Entries taken from a collection
○ ○ ○ ○ ○
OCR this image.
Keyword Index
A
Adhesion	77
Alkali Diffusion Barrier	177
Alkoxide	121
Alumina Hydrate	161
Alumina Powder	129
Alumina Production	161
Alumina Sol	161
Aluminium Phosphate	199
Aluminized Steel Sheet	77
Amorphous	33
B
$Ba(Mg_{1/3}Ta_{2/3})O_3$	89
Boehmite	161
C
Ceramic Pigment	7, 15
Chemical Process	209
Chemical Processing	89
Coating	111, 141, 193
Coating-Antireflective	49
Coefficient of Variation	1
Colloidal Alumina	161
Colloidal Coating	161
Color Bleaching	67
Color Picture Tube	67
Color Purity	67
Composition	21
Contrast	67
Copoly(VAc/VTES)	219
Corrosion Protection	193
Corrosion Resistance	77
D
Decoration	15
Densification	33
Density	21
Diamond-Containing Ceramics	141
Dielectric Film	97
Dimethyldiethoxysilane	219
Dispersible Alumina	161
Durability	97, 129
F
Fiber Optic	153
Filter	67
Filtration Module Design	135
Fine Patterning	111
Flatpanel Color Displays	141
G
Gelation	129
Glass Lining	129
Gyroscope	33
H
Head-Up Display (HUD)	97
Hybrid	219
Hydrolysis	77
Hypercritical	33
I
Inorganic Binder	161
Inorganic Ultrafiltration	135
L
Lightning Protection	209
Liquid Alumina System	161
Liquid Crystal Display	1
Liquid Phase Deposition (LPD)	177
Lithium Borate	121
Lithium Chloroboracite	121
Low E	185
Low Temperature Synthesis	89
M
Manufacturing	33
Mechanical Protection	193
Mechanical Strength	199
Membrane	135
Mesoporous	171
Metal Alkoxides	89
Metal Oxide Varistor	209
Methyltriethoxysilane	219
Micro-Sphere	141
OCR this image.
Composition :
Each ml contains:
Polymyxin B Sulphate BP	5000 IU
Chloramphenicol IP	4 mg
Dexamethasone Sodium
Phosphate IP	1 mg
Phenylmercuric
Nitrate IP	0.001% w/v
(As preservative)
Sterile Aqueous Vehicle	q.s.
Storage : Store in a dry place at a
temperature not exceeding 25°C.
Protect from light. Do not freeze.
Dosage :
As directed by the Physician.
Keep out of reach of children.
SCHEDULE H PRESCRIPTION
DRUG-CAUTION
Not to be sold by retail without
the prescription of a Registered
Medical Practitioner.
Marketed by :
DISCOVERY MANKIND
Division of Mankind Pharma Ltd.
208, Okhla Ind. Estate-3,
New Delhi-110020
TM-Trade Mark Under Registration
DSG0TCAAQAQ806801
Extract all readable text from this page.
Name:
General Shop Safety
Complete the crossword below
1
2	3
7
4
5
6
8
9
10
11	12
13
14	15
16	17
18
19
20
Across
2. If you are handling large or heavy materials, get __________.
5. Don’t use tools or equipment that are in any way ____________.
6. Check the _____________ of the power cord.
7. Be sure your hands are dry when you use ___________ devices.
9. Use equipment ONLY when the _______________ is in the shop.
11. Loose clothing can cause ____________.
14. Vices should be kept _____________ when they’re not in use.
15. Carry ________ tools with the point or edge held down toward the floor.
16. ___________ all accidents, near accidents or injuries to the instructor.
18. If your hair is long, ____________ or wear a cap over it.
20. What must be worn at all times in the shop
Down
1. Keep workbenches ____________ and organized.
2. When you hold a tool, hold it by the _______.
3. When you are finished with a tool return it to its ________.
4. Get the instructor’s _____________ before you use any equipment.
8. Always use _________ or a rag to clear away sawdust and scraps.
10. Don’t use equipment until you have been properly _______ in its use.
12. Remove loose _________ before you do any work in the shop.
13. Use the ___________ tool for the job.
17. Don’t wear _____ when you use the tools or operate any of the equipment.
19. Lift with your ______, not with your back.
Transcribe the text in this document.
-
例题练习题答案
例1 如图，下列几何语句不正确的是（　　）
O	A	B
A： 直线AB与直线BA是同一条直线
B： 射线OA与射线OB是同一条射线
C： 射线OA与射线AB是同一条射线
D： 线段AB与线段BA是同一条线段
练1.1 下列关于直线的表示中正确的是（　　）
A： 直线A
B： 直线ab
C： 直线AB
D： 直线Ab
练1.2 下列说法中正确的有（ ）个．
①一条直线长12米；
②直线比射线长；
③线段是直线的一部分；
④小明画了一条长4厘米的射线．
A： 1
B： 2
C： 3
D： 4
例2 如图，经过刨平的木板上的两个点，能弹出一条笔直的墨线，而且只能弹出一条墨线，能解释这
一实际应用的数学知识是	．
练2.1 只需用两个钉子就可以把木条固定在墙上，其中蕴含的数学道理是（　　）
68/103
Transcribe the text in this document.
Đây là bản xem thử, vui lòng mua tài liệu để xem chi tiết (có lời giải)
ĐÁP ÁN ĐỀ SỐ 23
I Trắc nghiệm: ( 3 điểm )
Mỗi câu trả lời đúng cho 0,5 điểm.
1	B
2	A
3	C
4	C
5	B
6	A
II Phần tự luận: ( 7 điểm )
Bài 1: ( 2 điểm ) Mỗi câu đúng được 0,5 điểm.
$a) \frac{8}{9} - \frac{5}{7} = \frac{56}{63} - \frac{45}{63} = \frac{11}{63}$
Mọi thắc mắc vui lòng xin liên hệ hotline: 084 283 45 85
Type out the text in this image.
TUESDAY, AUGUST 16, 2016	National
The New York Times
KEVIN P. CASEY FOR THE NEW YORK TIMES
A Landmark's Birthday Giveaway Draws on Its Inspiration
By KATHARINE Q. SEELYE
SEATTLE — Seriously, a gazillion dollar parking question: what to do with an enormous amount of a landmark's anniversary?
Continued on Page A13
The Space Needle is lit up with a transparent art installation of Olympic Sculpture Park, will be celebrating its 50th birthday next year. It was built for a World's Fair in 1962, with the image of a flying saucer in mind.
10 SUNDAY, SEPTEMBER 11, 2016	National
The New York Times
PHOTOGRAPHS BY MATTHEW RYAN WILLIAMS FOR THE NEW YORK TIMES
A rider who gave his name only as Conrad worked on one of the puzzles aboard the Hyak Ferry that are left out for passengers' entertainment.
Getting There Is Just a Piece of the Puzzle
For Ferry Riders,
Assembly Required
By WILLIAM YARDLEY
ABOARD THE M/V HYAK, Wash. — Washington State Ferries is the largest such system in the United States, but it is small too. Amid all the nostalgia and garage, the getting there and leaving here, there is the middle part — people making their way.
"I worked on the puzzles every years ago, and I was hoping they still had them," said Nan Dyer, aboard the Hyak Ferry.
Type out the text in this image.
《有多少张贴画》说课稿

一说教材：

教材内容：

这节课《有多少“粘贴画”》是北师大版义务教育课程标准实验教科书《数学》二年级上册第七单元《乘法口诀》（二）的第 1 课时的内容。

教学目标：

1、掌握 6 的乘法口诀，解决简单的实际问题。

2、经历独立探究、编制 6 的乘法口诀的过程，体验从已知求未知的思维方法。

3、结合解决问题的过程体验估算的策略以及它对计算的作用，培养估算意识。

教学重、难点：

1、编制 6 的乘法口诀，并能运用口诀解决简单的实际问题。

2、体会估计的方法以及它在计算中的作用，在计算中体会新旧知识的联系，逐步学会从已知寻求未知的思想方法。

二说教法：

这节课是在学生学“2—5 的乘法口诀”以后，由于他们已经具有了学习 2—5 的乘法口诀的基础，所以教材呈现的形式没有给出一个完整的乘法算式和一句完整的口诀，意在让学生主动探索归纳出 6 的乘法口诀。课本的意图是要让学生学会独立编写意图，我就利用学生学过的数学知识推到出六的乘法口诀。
○ ○ ○ ○ ○
* **Work required**
All of the data needs to be reproduced exactly, with no line missing.

* **Task response**
OCR this image.
Keyword Index
A
Adhesion	77
Alkali Diffusion Barrier	177
Alkoxide	121
Alumina Hydrate	161
Alumina Powder	129
Alumina Production	161
Alumina Sol	161
Aluminium Phosphate	199
Aluminized Steel Sheet	77
Amorphous	33
B
$Ba(Mg_{1/3}Ta_{2/3})O_3$	89
Boehmite	161
C
Ceramic Pigment	7, 15
Chemical Process	209
Chemical Processing	89
Coating	111, 141, 193
Coating-Antireflective	49
Coefficient of Variation	1
Colloidal Alumina	161
Colloidal Coating	161
Color Bleaching	67
Color Picture Tube	67
Color Purity	67
Composition	21
Contrast	67
Copoly(VAc/VTES)	219
Corrosion Protection	193
Corrosion Resistance	77
D
Decoration	15
Densification	33
Density	21
Diamond-Containing Ceramics	141
Dielectric Film	97
Dimethyldiethoxysilane	219
Dispersible Alumina	161
Durability	97, 129
F
Fiber Optic	153
Filter	67
Filtration Module Design	135
Fine Patterning	111
Flatpanel Color Displays	141
G
Gelation	129
Glass Lining	129
Gyroscope	33
H
Head-Up Display (HUD)	97
Hybrid	219
Hydrolysis	77
Hypercritical	33
I
Inorganic Binder	161
Inorganic Ultrafiltration	135
L
Lightning Protection	209
Liquid Alumina System	161
Liquid Crystal Display	1
Liquid Phase Deposition (LPD)	177
Lithium Borate	121
Lithium Chloroboracite	121
Low E	185
Low Temperature Synthesis	89
M
Manufacturing	33
Mechanical Protection	193
Mechanical Strength	199
Membrane	135
Mesoporous	171
Metal Alkoxides	89
Metal Oxide Varistor	209
Methyltriethoxysilane	219
Micro-Sphere	141
OCR this image.
Composition :
Each ml contains:
Polymyxin B Sulphate BP	5000 IU
Chloramphenicol IP	4 mg
Dexamethasone Sodium
Phosphate IP	1 mg
Phenylmercuric
Nitrate IP	0.001% w/v
(As preservative)
Sterile Aqueous Vehicle	q.s.
Storage : Store in a dry place at a
temperature not exceeding 25°C.
Protect from light. Do not freeze.
Dosage :
As directed by the Physician.
Keep out of reach of children.
SCHEDULE H PRESCRIPTION
DRUG-CAUTION
Not to be sold by retail without
the prescription of a Registered
Medical Practitioner.
Marketed by :
DISCOVERY MANKIND
Division of Mankind Pharma Ltd.
208, Okhla Ind. Estate-3,
New Delhi-110020
TM-Trade Mark Under Registration
DSG0TCAAQAQ806801
Extract all readable text from this page.
Name:
General Shop Safety
Complete the crossword below
1
2	3
7
4
5
6
8
9
10
11	12
13
14	15
16	17
18
19
20
Across
2. If you are handling large or heavy materials, get __________.
5. Don’t use tools or equipment that are in any way ____________.
6. Check the _____________ of the power cord.
7. Be sure your hands are dry when you use ___________ devices.
9. Use equipment ONLY when the _______________ is in the shop.
11. Loose clothing can cause ____________.
14. Vices should be kept _____________ when they’re not in use.
15. Carry ________ tools with the point or edge held down toward the floor.
16. ___________ all accidents, near accidents or injuries to the instructor.
18. If your hair is long, ____________ or wear a cap over it.
20. What must be worn at all times in the shop
Down
1. Keep workbenches ____________ and organized.
2. When you hold a tool, hold it by the _______.
3. When you are finished with a tool return it to its ________.
4. Get the instructor’s _____________ before you use any equipment.
8. Always use _________ or a rag to clear away sawdust and scraps.
10. Don’t use equipment until you have been properly _______ in its use.
12. Remove loose _________ before you do any work in the shop.
13. Use the ___________ tool for the job.
17. Don’t wear _____ when you use the tools or operate any of the equipment.
19. Lift with your ______, not with your back.
Transcribe the text in this document.
-
例题练习题答案
例1 如图，下列几何语句不正确的是（　　）
O	A	B
A： 直线AB与直线BA是同一条直线
B： 射线OA与射线OB是同一条射线
C： 射线OA与射线AB是同一条射线
D： 线段AB与线段BA是同一条线段
练1.1 下列关于直线的表示中正确的是（　　）
A： 直线A
B： 直线ab
C： 直线AB
D： 直线Ab
练1.2 下列说法中正确的有（ ）个．
①一条直线长12米；
②直线比射线长；
③线段是直线的一部分；
④小明画了一条长4厘米的射线．
A： 1
B： 2
C： 3
D： 4
例2 如图，经过刨平的木板上的两个点，能弹出一条笔直的墨线，而且只能弹出一条墨线，能解释这
一实际应用的数学知识是	．
练2.1 只需用两个钉子就可以把木条固定在墙上，其中蕴含的数学道理是（　　）
68/103
Transcribe the text in this document.
Đây là bản xem thử, vui lòng mua tài liệu để xem chi tiết (có lời giải)
ĐÁP ÁN ĐỀ SỐ 23
I Trắc nghiệm: ( 3 điểm )
Mỗi câu trả lời đúng cho 0,5 điểm.
1	B
2	A
3	C
4	C
5	B
6	A
II Phần tự luận: ( 7 điểm )
Bài 1: ( 2 điểm ) Mỗi câu đúng được 0,5 điểm.
$a) \frac{8}{9} - \frac{5}{7} = \frac{56}{63} - \frac{45}{63} = \frac{11}{63}$
Mọi thắc mắc vui lòng xin liên hệ hotline: 084 283 45 85
Type out the text in this image.
TUESDAY, AUGUST 16, 2016	National
The New York Times
KEVIN P. CASEY FOR THE NEW YORK TIMES
A Landmark's Birthday Giveaway Draws on Its Inspiration
By KATHARINE Q. SEELYE
SEATTLE — Seriously, a gazillion dollar parking question: what to do with an enormous amount of a landmark's anniversary?
Continued on Page A13
The Space Needle is lit up with a transparent art installation of Olympic Sculpture Park, will be celebrating its 50th birthday next year. It was built for a World's Fair in 1962, with the image of a flying saucer in mind.
10 SUNDAY, SEPTEMBER 11, 2016	National
The New York Times
PHOTOGRAPHS BY MATTHEW RYAN WILLIAMS FOR THE NEW YORK TIMES
A rider who gave his name only as Conrad worked on one of the puzzles aboard the Hyak Ferry that are left out for passengers' entertainment.
Getting There Is Just a Piece of the Puzzle
For Ferry Riders,
Assembly Required
By WILLIAM YARDLEY
ABOARD THE M/V HYAK, Wash. — Washington State Ferries is the largest such system in the United States, but it is small too. Amid all the nostalgia and garage, the getting there and leaving here, there is the middle part — people making their way.
"I worked on the puzzles every years ago, and I was hoping they still had them," said Nan Dyer, aboard the Hyak Ferry.
Type out the text in this image.
《有多少张贴画》说课稿

一说教材：

教材内容：

这节课《有多少“粘贴画”》是北师大版义务教育课程标准实验教科书《数学》二年级上册第七单元《乘法口诀》（二）的第 1 课时的内容。

教学目标：

1、掌握 6 的乘法口诀，解决简单的实际问题。

2、经历独立探究、编制 6 的乘法口诀的过程，体验从已知求未知的思维方法。

3、结合解决问题的过程体验估算的策略以及它对计算的作用，培养估算意识。

教学重、难点：

1、编制 6 的乘法口诀，并能运用口诀解决简单的实际问题。

2、体会估计的方法以及它在计算中的作用，在计算中体会新旧知识的联系，逐步学会从已知寻求未知的思想方法。

二说教法：

这节课是在学生学“2—5 的乘法口诀”以后，由于他们已经具有了学习 2—5 的乘法口诀的基础，所以教材呈现的形式没有给出一个完整的乘法算式和一句完整的口诀，意在让学生主动探索归纳出 6 的乘法口诀。课本的意图是要让学生学会独立编写意图，我就利用学生学过的数学知识推到出六的乘法口诀。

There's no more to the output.